— START —
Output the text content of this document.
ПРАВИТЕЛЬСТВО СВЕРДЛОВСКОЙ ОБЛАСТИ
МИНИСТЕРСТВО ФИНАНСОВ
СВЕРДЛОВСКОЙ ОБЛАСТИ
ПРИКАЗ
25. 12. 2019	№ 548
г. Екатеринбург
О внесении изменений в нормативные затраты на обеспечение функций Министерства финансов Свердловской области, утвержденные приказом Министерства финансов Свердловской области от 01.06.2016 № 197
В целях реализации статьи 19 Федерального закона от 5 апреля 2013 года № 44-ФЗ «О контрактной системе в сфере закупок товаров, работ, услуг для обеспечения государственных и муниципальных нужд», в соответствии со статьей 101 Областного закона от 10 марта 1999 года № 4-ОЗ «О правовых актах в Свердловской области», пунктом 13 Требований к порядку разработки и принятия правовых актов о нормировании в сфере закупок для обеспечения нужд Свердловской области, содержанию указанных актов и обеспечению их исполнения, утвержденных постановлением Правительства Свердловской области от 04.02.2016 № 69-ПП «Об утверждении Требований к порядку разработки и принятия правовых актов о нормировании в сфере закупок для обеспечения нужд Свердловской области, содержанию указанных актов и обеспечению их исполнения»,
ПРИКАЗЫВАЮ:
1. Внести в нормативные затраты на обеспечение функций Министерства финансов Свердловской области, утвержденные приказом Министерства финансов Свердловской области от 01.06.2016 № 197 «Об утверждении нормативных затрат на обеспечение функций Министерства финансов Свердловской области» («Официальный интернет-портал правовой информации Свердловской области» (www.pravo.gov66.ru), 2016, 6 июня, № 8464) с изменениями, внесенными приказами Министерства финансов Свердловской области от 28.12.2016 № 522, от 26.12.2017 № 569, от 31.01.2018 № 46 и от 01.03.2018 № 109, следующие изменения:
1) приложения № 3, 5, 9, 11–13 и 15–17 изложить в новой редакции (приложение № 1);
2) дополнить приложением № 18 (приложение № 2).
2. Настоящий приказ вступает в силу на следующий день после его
— END —
§ **WORK INSTRUCTIONS**: Every record above should be output exactly.

§ **TASK ANSWER**:
Output the text content of this document.
ПРАВИТЕЛЬСТВО СВЕРДЛОВСКОЙ ОБЛАСТИ
МИНИСТЕРСТВО ФИНАНСОВ
СВЕРДЛОВСКОЙ ОБЛАСТИ
ПРИКАЗ
25. 12. 2019	№ 548
г. Екатеринбург
О внесении изменений в нормативные затраты на обеспечение функций Министерства финансов Свердловской области, утвержденные приказом Министерства финансов Свердловской области от 01.06.2016 № 197
В целях реализации статьи 19 Федерального закона от 5 апреля 2013 года № 44-ФЗ «О контрактной системе в сфере закупок товаров, работ, услуг для обеспечения государственных и муниципальных нужд», в соответствии со статьей 101 Областного закона от 10 марта 1999 года № 4-ОЗ «О правовых актах в Свердловской области», пунктом 13 Требований к порядку разработки и принятия правовых актов о нормировании в сфере закупок для обеспечения нужд Свердловской области, содержанию указанных актов и обеспечению их исполнения, утвержденных постановлением Правительства Свердловской области от 04.02.2016 № 69-ПП «Об утверждении Требований к порядку разработки и принятия правовых актов о нормировании в сфере закупок для обеспечения нужд Свердловской области, содержанию указанных актов и обеспечению их исполнения»,
ПРИКАЗЫВАЮ:
1. Внести в нормативные затраты на обеспечение функций Министерства финансов Свердловской области, утвержденные приказом Министерства финансов Свердловской области от 01.06.2016 № 197 «Об утверждении нормативных затрат на обеспечение функций Министерства финансов Свердловской области» («Официальный интернет-портал правовой информации Свердловской области» (www.pravo.gov66.ru), 2016, 6 июня, № 8464) с изменениями, внесенными приказами Министерства финансов Свердловской области от 28.12.2016 № 522, от 26.12.2017 № 569, от 31.01.2018 № 46 и от 01.03.2018 № 109, следующие изменения:
1) приложения № 3, 5, 9, 11–13 и 15–17 изложить в новой редакции (приложение № 1);
2) дополнить приложением № 18 (приложение № 2).
2. Настоящий приказ вступает в силу на следующий день после его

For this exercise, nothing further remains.